### [What the task asks]
Write the material out again exactly as it stands.
# Start of Entries supplied
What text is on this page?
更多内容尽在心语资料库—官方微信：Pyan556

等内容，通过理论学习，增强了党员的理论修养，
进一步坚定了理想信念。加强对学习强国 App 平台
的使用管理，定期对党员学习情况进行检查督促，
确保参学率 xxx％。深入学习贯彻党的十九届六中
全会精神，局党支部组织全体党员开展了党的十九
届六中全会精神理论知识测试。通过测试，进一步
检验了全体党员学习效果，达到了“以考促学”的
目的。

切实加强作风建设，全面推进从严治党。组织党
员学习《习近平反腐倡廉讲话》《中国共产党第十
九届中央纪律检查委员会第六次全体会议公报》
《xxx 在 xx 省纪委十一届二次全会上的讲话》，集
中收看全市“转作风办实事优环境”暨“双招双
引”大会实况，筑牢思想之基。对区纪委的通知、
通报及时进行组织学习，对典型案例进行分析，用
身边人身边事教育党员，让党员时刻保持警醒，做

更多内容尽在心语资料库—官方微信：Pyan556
# End of Entries supplied
### [Response to this exercise]
What text is on this page?
更多内容尽在心语资料库—官方微信：Pyan556

等内容，通过理论学习，增强了党员的理论修养，
进一步坚定了理想信念。加强对学习强国 App 平台
的使用管理，定期对党员学习情况进行检查督促，
确保参学率 xxx％。深入学习贯彻党的十九届六中
全会精神，局党支部组织全体党员开展了党的十九
届六中全会精神理论知识测试。通过测试，进一步
检验了全体党员学习效果，达到了“以考促学”的
目的。

切实加强作风建设，全面推进从严治党。组织党
员学习《习近平反腐倡廉讲话》《中国共产党第十
九届中央纪律检查委员会第六次全体会议公报》
《xxx 在 xx 省纪委十一届二次全会上的讲话》，集
中收看全市“转作风办实事优环境”暨“双招双
引”大会实况，筑牢思想之基。对区纪委的通知、
通报及时进行组织学习，对典型案例进行分析，用
身边人身边事教育党员，让党员时刻保持警醒，做

更多内容尽在心语资料库—官方微信：Pyan556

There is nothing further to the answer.